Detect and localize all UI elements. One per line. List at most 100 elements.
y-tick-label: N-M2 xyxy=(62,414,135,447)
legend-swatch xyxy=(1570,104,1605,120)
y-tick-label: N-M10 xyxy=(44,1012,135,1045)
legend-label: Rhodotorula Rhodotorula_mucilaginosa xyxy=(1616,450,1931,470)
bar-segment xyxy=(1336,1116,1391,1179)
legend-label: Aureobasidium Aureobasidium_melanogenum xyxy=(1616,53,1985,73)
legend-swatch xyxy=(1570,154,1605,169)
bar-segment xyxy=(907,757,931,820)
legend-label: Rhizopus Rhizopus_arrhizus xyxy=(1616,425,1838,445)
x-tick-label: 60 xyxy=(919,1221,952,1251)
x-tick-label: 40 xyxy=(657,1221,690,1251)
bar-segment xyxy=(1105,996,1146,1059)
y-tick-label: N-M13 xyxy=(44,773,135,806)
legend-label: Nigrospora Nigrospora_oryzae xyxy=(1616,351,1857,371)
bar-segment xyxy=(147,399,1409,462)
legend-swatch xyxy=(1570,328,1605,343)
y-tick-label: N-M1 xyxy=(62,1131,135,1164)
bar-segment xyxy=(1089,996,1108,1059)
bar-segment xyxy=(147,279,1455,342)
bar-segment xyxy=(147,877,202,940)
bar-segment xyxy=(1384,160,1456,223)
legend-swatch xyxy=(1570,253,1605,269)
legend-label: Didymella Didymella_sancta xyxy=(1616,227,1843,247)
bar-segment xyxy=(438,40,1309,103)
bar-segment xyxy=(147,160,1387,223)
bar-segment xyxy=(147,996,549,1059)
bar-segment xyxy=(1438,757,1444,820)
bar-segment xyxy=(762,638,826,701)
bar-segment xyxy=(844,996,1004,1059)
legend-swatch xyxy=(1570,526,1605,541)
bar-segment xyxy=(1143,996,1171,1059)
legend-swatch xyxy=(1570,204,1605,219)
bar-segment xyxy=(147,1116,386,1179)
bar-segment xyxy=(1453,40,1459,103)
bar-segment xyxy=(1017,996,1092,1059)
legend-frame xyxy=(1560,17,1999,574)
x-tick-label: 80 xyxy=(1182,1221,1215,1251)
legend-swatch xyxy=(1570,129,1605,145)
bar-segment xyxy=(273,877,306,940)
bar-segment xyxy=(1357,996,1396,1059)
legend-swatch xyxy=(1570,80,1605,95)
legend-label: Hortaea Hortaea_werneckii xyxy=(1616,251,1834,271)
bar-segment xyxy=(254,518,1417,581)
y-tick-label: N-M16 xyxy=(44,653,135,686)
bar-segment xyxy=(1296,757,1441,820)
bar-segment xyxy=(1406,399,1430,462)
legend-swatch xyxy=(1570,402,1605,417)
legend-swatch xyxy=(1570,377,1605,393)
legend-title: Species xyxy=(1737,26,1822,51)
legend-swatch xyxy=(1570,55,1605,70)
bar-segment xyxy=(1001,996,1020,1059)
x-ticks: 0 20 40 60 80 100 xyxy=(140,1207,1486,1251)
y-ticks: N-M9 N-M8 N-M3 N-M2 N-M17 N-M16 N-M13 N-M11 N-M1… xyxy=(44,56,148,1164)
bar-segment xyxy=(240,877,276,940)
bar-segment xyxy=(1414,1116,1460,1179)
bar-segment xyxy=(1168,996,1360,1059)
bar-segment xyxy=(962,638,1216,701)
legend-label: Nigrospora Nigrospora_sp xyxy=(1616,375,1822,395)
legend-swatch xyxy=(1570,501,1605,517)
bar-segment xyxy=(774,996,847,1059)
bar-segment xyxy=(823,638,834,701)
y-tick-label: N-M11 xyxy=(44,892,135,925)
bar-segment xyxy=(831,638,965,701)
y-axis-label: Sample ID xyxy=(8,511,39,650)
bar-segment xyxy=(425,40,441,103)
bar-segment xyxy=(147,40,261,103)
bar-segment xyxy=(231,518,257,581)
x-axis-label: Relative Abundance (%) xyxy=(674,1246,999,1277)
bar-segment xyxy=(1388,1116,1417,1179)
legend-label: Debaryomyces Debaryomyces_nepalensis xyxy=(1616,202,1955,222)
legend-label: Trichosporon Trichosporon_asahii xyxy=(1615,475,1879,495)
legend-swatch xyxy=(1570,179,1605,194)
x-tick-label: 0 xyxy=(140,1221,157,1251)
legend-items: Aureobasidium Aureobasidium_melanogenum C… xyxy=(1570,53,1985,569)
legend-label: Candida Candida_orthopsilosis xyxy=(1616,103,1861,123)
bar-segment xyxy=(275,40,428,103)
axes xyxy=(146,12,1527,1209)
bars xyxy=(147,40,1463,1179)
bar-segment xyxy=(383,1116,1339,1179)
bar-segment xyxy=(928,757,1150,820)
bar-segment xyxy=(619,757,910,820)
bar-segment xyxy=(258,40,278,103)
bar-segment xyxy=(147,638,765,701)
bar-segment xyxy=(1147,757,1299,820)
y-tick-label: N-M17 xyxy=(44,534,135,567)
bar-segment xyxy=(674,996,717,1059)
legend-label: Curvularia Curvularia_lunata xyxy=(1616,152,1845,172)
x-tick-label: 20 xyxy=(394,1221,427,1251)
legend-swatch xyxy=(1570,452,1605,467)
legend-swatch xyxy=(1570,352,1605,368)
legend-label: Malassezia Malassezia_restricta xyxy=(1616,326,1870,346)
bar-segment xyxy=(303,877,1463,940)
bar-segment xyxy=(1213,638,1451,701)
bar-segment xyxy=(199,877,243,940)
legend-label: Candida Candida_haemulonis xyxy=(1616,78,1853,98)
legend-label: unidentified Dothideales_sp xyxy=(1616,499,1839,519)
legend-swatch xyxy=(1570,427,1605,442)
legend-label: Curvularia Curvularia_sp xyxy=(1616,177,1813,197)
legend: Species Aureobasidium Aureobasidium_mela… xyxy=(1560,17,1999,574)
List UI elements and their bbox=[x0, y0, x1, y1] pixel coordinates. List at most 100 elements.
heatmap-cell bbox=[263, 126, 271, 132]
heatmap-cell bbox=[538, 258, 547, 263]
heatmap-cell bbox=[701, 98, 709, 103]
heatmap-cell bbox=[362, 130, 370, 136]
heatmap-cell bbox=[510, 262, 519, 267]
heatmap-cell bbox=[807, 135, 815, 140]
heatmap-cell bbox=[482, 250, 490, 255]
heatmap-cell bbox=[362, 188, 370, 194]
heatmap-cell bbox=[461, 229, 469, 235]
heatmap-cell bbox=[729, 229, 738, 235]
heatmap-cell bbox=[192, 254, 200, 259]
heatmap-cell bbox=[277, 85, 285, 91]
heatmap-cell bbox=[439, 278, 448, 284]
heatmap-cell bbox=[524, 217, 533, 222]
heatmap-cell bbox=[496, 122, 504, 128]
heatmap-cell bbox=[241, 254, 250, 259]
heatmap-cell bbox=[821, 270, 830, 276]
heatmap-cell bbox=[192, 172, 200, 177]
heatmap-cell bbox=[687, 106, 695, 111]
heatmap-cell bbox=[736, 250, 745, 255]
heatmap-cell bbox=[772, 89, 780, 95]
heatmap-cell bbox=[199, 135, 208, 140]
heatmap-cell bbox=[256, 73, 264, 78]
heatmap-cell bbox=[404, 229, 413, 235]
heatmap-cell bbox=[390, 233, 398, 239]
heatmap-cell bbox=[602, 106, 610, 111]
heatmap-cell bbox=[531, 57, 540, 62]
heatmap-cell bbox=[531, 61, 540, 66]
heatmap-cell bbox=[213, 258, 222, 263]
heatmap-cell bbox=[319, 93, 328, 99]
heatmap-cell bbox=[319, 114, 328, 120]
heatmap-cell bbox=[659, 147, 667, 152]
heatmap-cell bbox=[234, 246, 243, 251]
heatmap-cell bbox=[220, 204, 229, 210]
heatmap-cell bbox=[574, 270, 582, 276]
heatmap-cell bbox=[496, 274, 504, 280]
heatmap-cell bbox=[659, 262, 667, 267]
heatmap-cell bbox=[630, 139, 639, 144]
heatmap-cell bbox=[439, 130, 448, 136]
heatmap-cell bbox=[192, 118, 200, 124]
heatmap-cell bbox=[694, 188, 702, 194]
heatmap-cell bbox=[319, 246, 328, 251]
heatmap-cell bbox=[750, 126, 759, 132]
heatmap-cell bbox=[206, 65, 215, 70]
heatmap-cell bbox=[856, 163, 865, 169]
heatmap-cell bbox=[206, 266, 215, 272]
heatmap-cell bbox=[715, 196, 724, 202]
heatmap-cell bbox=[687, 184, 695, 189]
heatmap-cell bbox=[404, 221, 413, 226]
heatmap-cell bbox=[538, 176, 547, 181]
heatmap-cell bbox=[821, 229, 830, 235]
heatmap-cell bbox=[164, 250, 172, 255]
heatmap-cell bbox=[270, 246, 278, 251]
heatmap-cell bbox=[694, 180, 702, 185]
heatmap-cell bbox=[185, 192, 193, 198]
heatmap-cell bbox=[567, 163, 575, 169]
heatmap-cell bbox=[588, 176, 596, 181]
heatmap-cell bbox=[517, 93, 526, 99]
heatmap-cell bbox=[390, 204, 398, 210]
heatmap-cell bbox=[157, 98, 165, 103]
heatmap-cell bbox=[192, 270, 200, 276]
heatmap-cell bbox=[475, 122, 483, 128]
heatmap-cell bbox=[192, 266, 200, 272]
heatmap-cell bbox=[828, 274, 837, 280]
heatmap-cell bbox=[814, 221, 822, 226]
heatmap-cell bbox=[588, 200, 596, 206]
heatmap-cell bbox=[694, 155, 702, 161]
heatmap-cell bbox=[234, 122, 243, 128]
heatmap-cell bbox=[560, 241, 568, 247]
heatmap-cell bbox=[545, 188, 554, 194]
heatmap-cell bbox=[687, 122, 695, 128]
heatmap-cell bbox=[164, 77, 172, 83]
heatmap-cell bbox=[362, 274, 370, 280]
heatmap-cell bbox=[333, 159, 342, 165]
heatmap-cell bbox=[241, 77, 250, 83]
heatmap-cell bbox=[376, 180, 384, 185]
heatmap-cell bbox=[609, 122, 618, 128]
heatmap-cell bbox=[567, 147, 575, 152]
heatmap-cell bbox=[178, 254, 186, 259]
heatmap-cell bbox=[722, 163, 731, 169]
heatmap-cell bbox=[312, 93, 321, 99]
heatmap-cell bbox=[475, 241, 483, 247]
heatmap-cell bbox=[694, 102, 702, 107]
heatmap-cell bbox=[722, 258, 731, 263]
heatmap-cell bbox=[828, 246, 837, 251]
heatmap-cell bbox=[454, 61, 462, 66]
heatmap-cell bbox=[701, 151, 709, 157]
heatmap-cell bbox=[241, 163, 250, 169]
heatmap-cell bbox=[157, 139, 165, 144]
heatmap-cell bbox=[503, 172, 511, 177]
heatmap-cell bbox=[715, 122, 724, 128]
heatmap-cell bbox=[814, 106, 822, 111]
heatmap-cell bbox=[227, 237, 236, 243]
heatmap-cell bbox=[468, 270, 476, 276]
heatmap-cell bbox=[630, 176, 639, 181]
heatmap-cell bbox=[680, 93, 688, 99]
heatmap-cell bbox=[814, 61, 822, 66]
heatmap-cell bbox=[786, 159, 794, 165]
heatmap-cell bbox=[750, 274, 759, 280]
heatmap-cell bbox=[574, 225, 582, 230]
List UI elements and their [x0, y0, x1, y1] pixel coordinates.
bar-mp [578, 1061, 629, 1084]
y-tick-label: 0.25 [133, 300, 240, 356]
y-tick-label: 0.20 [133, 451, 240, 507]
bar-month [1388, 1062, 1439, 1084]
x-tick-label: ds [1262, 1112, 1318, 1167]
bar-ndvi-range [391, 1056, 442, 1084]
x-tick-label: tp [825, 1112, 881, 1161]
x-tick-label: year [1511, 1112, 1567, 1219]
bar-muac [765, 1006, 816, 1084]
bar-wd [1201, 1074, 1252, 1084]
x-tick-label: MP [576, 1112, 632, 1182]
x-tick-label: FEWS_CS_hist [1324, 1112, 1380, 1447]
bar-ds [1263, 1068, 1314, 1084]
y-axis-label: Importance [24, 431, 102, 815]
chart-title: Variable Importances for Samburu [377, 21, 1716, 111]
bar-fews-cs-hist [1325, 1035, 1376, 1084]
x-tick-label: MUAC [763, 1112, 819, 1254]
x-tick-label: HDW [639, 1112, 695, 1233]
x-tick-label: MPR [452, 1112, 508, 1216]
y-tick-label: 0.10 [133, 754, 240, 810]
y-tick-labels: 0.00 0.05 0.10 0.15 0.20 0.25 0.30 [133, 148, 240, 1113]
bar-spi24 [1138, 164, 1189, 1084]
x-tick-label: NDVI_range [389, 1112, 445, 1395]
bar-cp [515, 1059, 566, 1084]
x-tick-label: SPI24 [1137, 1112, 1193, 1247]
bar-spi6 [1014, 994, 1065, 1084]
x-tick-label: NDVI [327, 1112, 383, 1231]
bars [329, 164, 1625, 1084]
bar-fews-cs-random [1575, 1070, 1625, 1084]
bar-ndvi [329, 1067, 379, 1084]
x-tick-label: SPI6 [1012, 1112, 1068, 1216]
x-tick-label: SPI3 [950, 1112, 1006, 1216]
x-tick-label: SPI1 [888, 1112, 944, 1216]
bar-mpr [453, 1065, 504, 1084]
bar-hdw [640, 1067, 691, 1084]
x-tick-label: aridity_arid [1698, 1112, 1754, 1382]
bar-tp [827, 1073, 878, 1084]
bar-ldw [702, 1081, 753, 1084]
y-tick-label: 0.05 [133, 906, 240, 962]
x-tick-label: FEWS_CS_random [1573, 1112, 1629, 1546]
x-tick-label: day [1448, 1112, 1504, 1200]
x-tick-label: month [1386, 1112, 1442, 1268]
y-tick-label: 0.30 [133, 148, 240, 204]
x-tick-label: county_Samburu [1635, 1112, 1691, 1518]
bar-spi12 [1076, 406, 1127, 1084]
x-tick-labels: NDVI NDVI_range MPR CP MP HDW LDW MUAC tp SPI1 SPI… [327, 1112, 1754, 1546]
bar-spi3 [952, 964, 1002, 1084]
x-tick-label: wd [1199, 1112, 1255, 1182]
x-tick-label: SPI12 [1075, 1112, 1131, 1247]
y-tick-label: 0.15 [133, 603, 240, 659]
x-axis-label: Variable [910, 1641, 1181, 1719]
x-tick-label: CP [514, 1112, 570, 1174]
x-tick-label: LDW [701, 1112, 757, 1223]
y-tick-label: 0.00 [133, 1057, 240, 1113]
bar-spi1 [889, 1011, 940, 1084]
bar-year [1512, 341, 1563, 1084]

┄┄┄┄┄┄

Please reproduce the data from the start through the line that contains "y-tick-label: N-M10 xyxy=(44,1012,135,1045)", including both ends.

Detect and localize all UI elements. One per line. List at most 100 elements.
y-tick-label: N-M2 xyxy=(62,414,135,447)
legend-swatch xyxy=(1570,104,1605,120)
y-tick-label: N-M10 xyxy=(44,1012,135,1045)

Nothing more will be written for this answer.